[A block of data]
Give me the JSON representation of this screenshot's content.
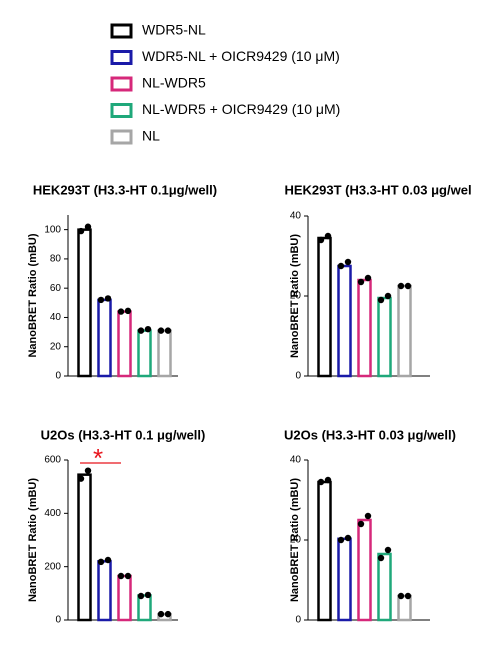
{
  "legend": {
    "series": [
      {
        "name": "WDR5-NL",
        "color": "#000000"
      },
      {
        "name": "WDR5-NL + OICR9429 (10 μM)",
        "color": "#1a1aa8"
      },
      {
        "name": "NL-WDR5",
        "color": "#d6287a"
      },
      {
        "name": "NL-WDR5 + OICR9429 (10 μM)",
        "color": "#1fa87a"
      },
      {
        "name": "NL",
        "color": "#a6a6a6"
      }
    ]
  },
  "chart_data": [
    {
      "type": "bar",
      "title": "HEK293T (H3.3-HT 0.1μg/well)",
      "ylabel": "NanoBRET Ratio (mBU)",
      "values": [
        100,
        52,
        44,
        31,
        31
      ],
      "points": [
        [
          99,
          102
        ],
        [
          52,
          53
        ],
        [
          44,
          44.5
        ],
        [
          31,
          32
        ],
        [
          31,
          31
        ]
      ],
      "ylim": [
        0,
        110
      ],
      "yticks": [
        0,
        20,
        40,
        60,
        80,
        100
      ]
    },
    {
      "type": "bar",
      "title": "HEK293T (H3.3-HT 0.03 μg/wel",
      "ylabel": "NanoBRET Ratio (mBU)",
      "values": [
        34.5,
        27.5,
        24,
        19.5,
        22.5
      ],
      "points": [
        [
          34,
          35
        ],
        [
          27.5,
          28.5
        ],
        [
          23.5,
          24.5
        ],
        [
          19,
          20
        ],
        [
          22.5,
          22.5
        ]
      ],
      "ylim": [
        0,
        40
      ],
      "yticks": [
        0,
        20,
        40
      ]
    },
    {
      "type": "bar",
      "title": "U2Os (H3.3-HT 0.1 μg/well)",
      "ylabel": "NanoBRET Ratio (mBU)",
      "values": [
        545,
        220,
        165,
        92,
        22
      ],
      "points": [
        [
          530,
          560
        ],
        [
          218,
          225
        ],
        [
          165,
          165
        ],
        [
          90,
          94
        ],
        [
          22,
          22
        ]
      ],
      "ylim": [
        0,
        600
      ],
      "yticks": [
        0,
        200,
        400,
        600
      ],
      "annotation": "*"
    },
    {
      "type": "bar",
      "title": "U2Os (H3.3-HT 0.03 μg/well)",
      "ylabel": "NanoBRET Ratio (mBU)",
      "values": [
        34.5,
        20.3,
        25,
        16.5,
        6
      ],
      "points": [
        [
          34.5,
          35
        ],
        [
          20,
          20.5
        ],
        [
          24,
          26
        ],
        [
          15.5,
          17.5
        ],
        [
          6,
          6
        ]
      ],
      "ylim": [
        0,
        40
      ],
      "yticks": [
        0,
        20,
        40
      ]
    }
  ]
}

=== Exercise requirements ===
Which lines contain the word "name"? Copy each one.

=== Result of this task ===
        "name": "WDR5-NL",
        "name": "WDR5-NL + OICR9429 (10 μM)",
        "name": "NL-WDR5",
        "name": "NL-WDR5 + OICR9429 (10 μM)",
        "name": "NL",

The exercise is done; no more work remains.